* Task brief *
Collect every line below that contains the word "text".

* Information supplied *
------------
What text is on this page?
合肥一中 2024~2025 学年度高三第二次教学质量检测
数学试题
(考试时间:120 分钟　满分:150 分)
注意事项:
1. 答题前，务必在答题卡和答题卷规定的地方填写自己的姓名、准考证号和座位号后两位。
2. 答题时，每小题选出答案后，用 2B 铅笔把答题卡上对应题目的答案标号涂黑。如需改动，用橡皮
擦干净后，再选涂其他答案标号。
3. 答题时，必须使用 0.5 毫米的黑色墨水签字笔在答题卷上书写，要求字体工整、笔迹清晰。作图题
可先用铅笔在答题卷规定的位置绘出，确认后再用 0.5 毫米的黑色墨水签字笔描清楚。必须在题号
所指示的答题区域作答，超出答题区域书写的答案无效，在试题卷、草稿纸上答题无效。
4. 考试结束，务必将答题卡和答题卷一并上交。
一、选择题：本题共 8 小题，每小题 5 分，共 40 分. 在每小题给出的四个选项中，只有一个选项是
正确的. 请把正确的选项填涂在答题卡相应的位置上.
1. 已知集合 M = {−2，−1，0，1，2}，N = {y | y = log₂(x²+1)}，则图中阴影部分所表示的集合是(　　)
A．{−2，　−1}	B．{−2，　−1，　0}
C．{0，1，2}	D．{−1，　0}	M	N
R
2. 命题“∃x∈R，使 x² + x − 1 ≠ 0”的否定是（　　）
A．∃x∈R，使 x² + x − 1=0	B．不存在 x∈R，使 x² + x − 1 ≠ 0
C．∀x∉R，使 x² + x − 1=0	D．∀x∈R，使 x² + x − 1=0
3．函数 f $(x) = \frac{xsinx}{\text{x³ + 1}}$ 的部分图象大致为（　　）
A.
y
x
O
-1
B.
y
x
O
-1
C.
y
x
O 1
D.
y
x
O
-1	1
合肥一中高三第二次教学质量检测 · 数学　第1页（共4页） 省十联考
------------
* Output for this task *
What text is on this page?
3．函数 f $(x) = \frac{xsinx}{\text{x³ + 1}}$ 的部分图象大致为（　　）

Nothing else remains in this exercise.